• EXERCISE OBJECTIVE: Using the listing below, select the lines with the word "various" and copy them.

• SOURCE DATA:
%%

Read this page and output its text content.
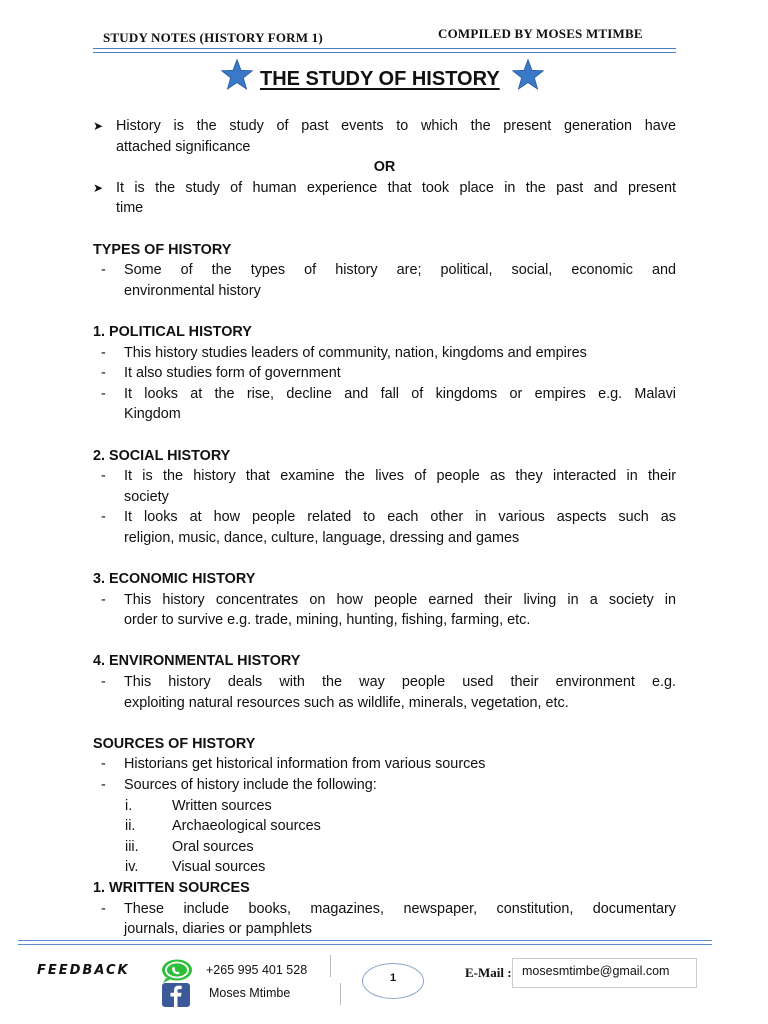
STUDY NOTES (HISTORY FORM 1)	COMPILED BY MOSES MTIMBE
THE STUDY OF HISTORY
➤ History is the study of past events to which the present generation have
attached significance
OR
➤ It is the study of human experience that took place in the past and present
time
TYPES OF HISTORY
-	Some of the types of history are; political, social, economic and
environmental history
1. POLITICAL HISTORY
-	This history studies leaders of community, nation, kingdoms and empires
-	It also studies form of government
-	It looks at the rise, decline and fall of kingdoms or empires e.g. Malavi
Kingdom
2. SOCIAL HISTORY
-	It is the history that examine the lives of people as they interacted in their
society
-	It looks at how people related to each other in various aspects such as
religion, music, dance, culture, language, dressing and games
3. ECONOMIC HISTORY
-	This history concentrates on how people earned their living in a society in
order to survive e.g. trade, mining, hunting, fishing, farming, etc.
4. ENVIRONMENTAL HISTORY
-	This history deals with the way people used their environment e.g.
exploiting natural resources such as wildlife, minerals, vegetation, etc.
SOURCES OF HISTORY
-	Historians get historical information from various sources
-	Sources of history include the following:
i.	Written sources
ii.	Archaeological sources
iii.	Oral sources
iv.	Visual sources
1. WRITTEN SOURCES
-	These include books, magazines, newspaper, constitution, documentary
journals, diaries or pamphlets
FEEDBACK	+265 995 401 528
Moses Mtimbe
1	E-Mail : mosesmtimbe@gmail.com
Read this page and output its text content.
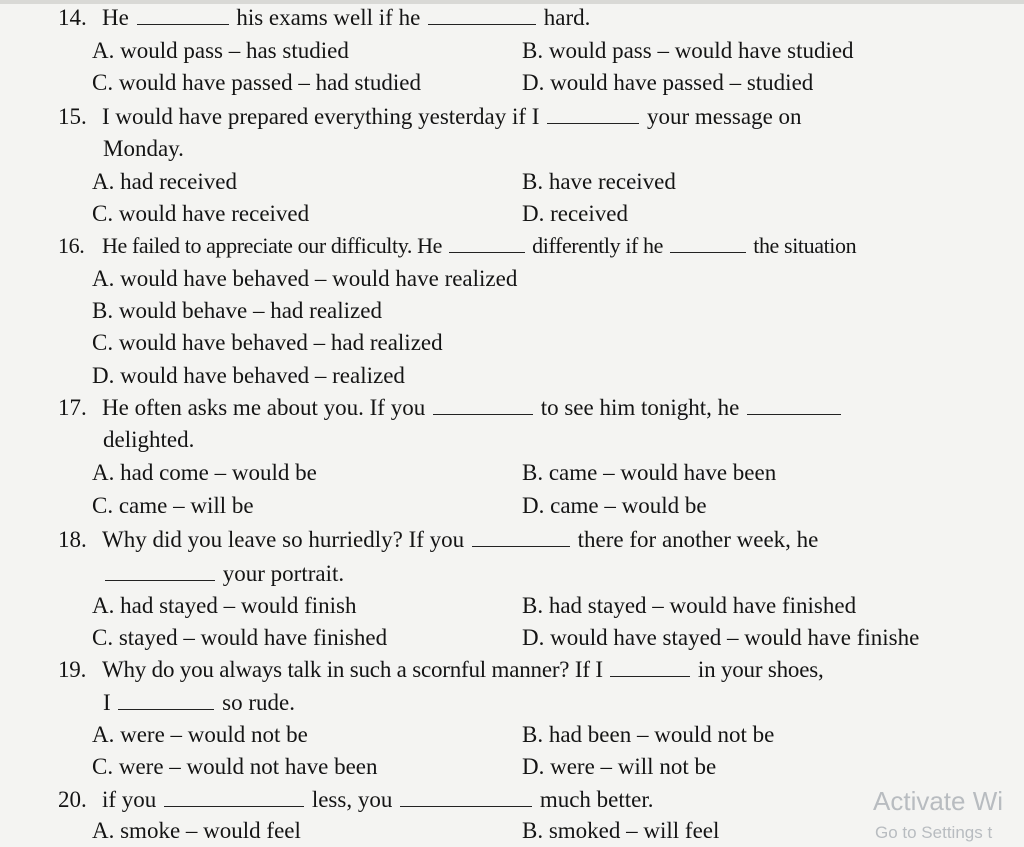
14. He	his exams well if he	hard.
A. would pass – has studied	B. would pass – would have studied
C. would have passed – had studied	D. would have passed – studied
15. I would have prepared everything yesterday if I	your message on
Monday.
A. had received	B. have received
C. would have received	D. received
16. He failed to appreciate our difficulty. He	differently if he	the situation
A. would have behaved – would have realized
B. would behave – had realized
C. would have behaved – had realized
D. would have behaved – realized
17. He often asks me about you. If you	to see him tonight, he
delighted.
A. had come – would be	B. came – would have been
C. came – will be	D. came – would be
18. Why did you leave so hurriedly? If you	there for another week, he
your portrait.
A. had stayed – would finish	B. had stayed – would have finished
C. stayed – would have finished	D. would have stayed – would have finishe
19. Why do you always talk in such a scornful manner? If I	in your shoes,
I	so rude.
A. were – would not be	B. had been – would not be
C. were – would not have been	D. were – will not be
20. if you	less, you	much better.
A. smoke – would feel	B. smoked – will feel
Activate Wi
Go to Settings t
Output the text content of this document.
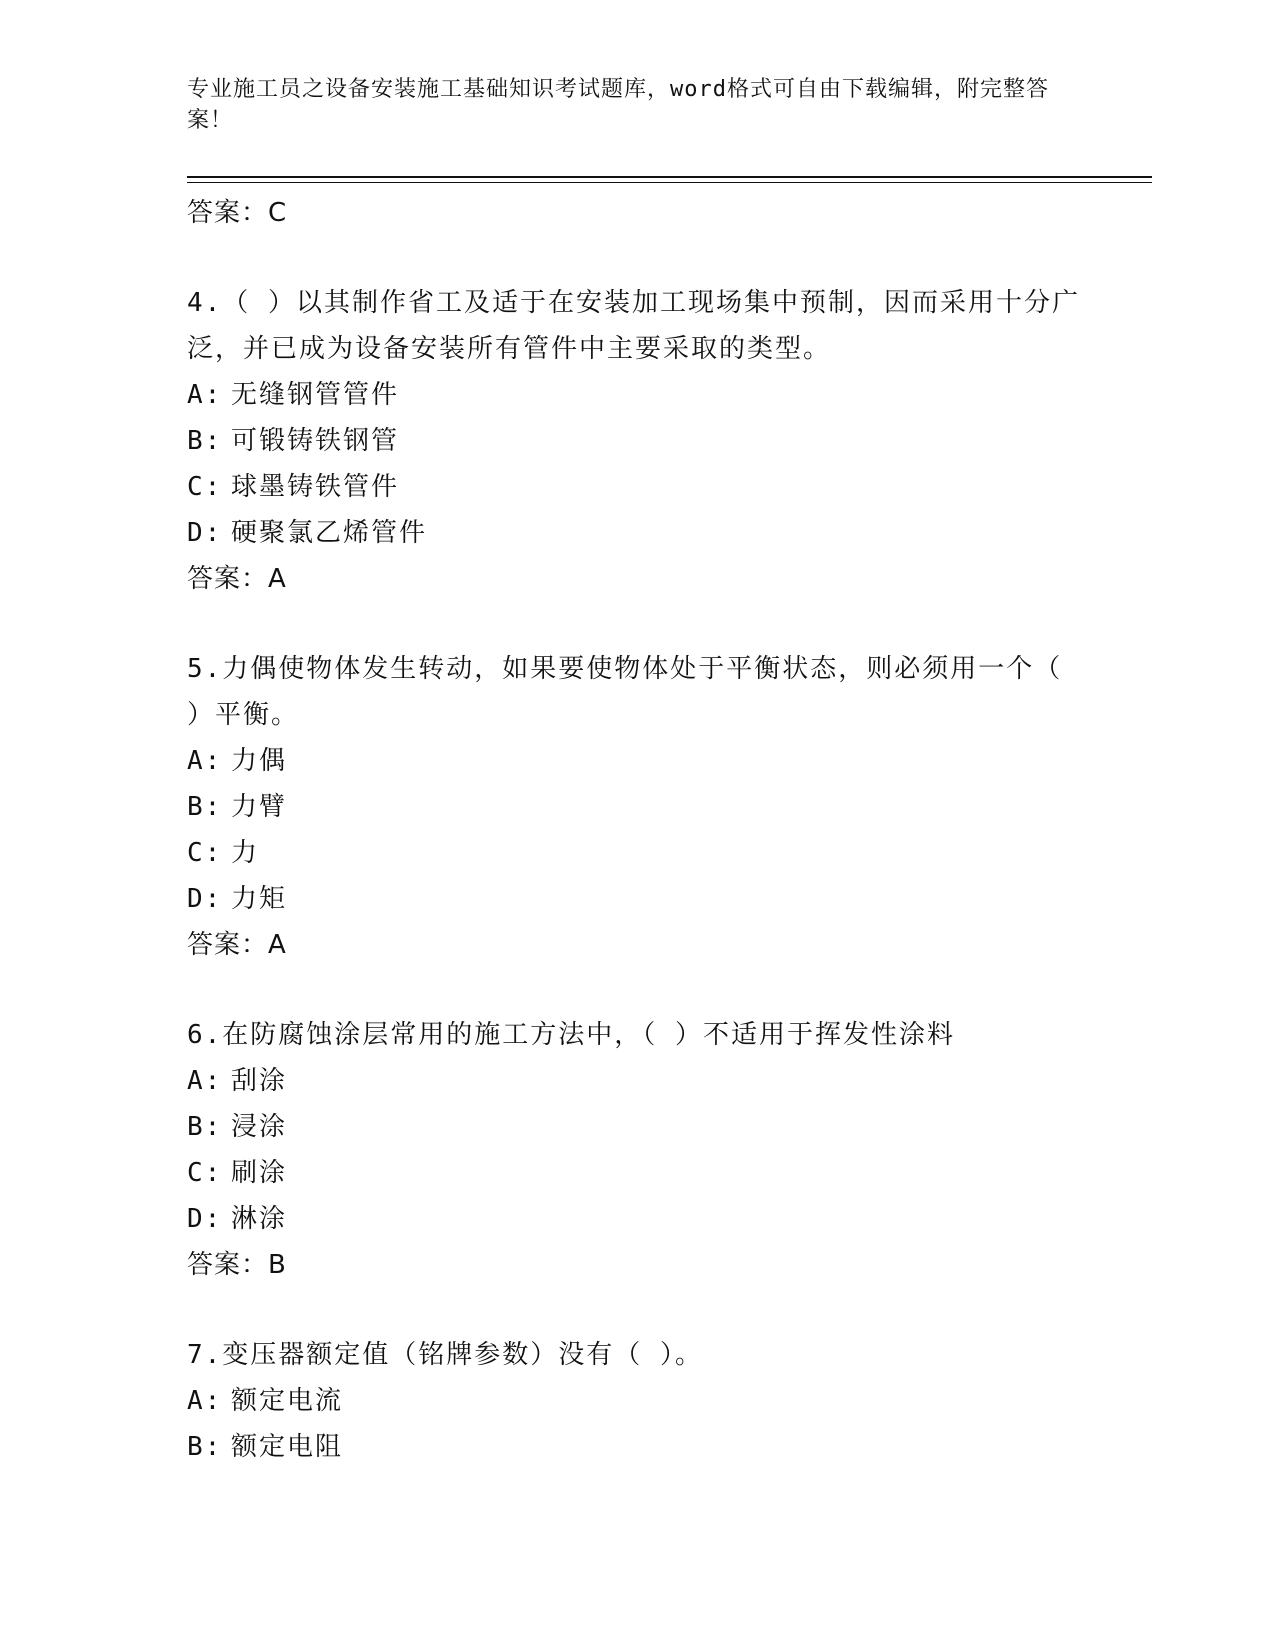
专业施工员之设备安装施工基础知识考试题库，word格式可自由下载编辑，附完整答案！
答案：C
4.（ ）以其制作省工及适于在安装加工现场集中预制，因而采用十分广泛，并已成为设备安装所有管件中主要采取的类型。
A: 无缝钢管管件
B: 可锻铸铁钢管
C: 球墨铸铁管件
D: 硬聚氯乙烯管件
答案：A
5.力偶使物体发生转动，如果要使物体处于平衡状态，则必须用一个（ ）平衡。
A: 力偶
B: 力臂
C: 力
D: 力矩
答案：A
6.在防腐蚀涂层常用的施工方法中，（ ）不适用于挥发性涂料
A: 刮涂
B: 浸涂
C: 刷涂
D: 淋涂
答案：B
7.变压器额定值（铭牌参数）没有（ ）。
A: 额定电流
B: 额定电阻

%%

• FINAL RESULT:
-	It looks at how people related to each other in various aspects such as
-	Historians get historical information from various sources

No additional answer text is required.